_Exercise aim_.
Without omitting anything, return the records precisely as given.

_Input_.
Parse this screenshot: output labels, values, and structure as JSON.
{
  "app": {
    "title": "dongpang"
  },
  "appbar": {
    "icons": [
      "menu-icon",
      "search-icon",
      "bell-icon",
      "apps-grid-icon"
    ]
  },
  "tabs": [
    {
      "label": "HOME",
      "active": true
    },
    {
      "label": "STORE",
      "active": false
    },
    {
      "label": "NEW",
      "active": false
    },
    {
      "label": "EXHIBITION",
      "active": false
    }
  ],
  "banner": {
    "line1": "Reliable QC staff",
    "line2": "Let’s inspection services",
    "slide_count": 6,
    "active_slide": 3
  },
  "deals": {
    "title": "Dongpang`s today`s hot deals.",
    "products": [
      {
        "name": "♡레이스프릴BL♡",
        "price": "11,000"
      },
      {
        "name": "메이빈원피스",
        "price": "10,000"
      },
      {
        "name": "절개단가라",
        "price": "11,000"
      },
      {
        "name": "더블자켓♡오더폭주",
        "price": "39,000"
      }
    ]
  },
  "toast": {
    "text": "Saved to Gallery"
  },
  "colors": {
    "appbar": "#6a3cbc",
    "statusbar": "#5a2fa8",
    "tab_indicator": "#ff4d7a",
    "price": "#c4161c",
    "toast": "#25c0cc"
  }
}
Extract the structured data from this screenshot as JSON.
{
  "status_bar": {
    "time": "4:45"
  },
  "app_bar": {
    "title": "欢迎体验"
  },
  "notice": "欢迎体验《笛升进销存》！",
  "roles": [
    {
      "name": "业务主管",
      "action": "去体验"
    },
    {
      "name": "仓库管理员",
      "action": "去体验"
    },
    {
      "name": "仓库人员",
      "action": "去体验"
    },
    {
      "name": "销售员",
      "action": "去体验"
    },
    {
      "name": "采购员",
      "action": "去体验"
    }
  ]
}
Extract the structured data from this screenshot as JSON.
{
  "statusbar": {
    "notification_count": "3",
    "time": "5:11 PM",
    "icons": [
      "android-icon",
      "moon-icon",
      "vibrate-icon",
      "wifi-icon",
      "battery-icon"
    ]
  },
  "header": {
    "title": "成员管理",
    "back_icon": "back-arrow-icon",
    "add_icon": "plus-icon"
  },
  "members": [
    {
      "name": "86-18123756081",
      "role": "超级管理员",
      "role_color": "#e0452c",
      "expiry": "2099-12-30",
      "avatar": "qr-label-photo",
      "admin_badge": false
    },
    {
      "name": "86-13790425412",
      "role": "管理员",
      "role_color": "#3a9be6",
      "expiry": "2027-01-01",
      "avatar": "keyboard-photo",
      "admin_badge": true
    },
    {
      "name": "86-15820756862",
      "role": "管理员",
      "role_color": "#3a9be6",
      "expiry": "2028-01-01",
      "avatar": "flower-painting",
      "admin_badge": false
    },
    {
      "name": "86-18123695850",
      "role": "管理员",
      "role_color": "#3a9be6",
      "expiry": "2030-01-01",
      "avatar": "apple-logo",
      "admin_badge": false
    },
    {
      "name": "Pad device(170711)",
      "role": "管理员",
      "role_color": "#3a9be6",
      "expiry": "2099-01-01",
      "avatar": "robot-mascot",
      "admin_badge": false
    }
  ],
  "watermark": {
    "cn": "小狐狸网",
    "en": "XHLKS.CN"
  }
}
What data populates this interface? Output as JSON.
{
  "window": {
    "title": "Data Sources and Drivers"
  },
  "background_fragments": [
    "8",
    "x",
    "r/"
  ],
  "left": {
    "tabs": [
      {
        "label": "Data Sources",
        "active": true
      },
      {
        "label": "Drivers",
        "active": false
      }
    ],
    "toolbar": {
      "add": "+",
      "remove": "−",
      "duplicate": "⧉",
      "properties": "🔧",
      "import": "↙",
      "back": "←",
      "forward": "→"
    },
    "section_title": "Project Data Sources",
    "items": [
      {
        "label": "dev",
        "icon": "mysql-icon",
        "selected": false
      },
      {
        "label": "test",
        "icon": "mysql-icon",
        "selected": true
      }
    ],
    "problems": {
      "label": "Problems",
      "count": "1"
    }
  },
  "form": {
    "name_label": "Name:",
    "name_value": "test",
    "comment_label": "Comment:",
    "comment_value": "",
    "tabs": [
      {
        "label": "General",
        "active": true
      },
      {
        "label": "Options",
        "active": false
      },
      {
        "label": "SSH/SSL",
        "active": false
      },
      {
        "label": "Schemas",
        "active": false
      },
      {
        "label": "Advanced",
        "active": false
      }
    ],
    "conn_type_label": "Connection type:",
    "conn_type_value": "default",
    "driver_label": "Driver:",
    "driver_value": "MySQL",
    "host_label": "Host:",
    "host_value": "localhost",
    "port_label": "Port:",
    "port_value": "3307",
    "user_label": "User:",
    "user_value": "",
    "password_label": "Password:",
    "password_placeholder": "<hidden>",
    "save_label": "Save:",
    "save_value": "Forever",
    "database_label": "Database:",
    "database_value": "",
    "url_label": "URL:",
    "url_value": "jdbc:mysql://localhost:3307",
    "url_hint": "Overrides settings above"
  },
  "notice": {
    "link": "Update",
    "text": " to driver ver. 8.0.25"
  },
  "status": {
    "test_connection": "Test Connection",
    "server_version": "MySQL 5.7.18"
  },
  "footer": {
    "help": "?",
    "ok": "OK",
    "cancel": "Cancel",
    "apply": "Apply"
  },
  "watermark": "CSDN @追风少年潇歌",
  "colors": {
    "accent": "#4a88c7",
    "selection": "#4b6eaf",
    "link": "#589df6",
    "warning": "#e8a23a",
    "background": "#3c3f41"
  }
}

_Correct answer_.
Parse this screenshot: output labels, values, and structure as JSON.
{
  "app": {
    "title": "dongpang"
  },
  "appbar": {
    "icons": [
      "menu-icon",
      "search-icon",
      "bell-icon",
      "apps-grid-icon"
    ]
  },
  "tabs": [
    {
      "label": "HOME",
      "active": true
    },
    {
      "label": "STORE",
      "active": false
    },
    {
      "label": "NEW",
      "active": false
    },
    {
      "label": "EXHIBITION",
      "active": false
    }
  ],
  "banner": {
    "line1": "Reliable QC staff",
    "line2": "Let’s inspection services",
    "slide_count": 6,
    "active_slide": 3
  },
  "deals": {
    "title": "Dongpang`s today`s hot deals.",
    "products": [
      {
        "name": "♡레이스프릴BL♡",
        "price": "11,000"
      },
      {
        "name": "메이빈원피스",
        "price": "10,000"
      },
      {
        "name": "절개단가라",
        "price": "11,000"
      },
      {
        "name": "더블자켓♡오더폭주",
        "price": "39,000"
      }
    ]
  },
  "toast": {
    "text": "Saved to Gallery"
  },
  "colors": {
    "appbar": "#6a3cbc",
    "statusbar": "#5a2fa8",
    "tab_indicator": "#ff4d7a",
    "price": "#c4161c",
    "toast": "#25c0cc"
  }
}
Extract the structured data from this screenshot as JSON.
{
  "status_bar": {
    "time": "4:45"
  },
  "app_bar": {
    "title": "欢迎体验"
  },
  "notice": "欢迎体验《笛升进销存》！",
  "roles": [
    {
      "name": "业务主管",
      "action": "去体验"
    },
    {
      "name": "仓库管理员",
      "action": "去体验"
    },
    {
      "name": "仓库人员",
      "action": "去体验"
    },
    {
      "name": "销售员",
      "action": "去体验"
    },
    {
      "name": "采购员",
      "action": "去体验"
    }
  ]
}
Extract the structured data from this screenshot as JSON.
{
  "statusbar": {
    "notification_count": "3",
    "time": "5:11 PM",
    "icons": [
      "android-icon",
      "moon-icon",
      "vibrate-icon",
      "wifi-icon",
      "battery-icon"
    ]
  },
  "header": {
    "title": "成员管理",
    "back_icon": "back-arrow-icon",
    "add_icon": "plus-icon"
  },
  "members": [
    {
      "name": "86-18123756081",
      "role": "超级管理员",
      "role_color": "#e0452c",
      "expiry": "2099-12-30",
      "avatar": "qr-label-photo",
      "admin_badge": false
    },
    {
      "name": "86-13790425412",
      "role": "管理员",
      "role_color": "#3a9be6",
      "expiry": "2027-01-01",
      "avatar": "keyboard-photo",
      "admin_badge": true
    },
    {
      "name": "86-15820756862",
      "role": "管理员",
      "role_color": "#3a9be6",
      "expiry": "2028-01-01",
      "avatar": "flower-painting",
      "admin_badge": false
    },
    {
      "name": "86-18123695850",
      "role": "管理员",
      "role_color": "#3a9be6",
      "expiry": "2030-01-01",
      "avatar": "apple-logo",
      "admin_badge": false
    },
    {
      "name": "Pad device(170711)",
      "role": "管理员",
      "role_color": "#3a9be6",
      "expiry": "2099-01-01",
      "avatar": "robot-mascot",
      "admin_badge": false
    }
  ],
  "watermark": {
    "cn": "小狐狸网",
    "en": "XHLKS.CN"
  }
}
What data populates this interface? Output as JSON.
{
  "window": {
    "title": "Data Sources and Drivers"
  },
  "background_fragments": [
    "8",
    "x",
    "r/"
  ],
  "left": {
    "tabs": [
      {
        "label": "Data Sources",
        "active": true
      },
      {
        "label": "Drivers",
        "active": false
      }
    ],
    "toolbar": {
      "add": "+",
      "remove": "−",
      "duplicate": "⧉",
      "properties": "🔧",
      "import": "↙",
      "back": "←",
      "forward": "→"
    },
    "section_title": "Project Data Sources",
    "items": [
      {
        "label": "dev",
        "icon": "mysql-icon",
        "selected": false
      },
      {
        "label": "test",
        "icon": "mysql-icon",
        "selected": true
      }
    ],
    "problems": {
      "label": "Problems",
      "count": "1"
    }
  },
  "form": {
    "name_label": "Name:",
    "name_value": "test",
    "comment_label": "Comment:",
    "comment_value": "",
    "tabs": [
      {
        "label": "General",
        "active": true
      },
      {
        "label": "Options",
        "active": false
      },
      {
        "label": "SSH/SSL",
        "active": false
      },
      {
        "label": "Schemas",
        "active": false
      },
      {
        "label": "Advanced",
        "active": false
      }
    ],
    "conn_type_label": "Connection type:",
    "conn_type_value": "default",
    "driver_label": "Driver:",
    "driver_value": "MySQL",
    "host_label": "Host:",
    "host_value": "localhost",
    "port_label": "Port:",
    "port_value": "3307",
    "user_label": "User:",
    "user_value": "",
    "password_label": "Password:",
    "password_placeholder": "<hidden>",
    "save_label": "Save:",
    "save_value": "Forever",
    "database_label": "Database:",
    "database_value": "",
    "url_label": "URL:",
    "url_value": "jdbc:mysql://localhost:3307",
    "url_hint": "Overrides settings above"
  },
  "notice": {
    "link": "Update",
    "text": " to driver ver. 8.0.25"
  },
  "status": {
    "test_connection": "Test Connection",
    "server_version": "MySQL 5.7.18"
  },
  "footer": {
    "help": "?",
    "ok": "OK",
    "cancel": "Cancel",
    "apply": "Apply"
  },
  "watermark": "CSDN @追风少年潇歌",
  "colors": {
    "accent": "#4a88c7",
    "selection": "#4b6eaf",
    "link": "#589df6",
    "warning": "#e8a23a",
    "background": "#3c3f41"
  }
}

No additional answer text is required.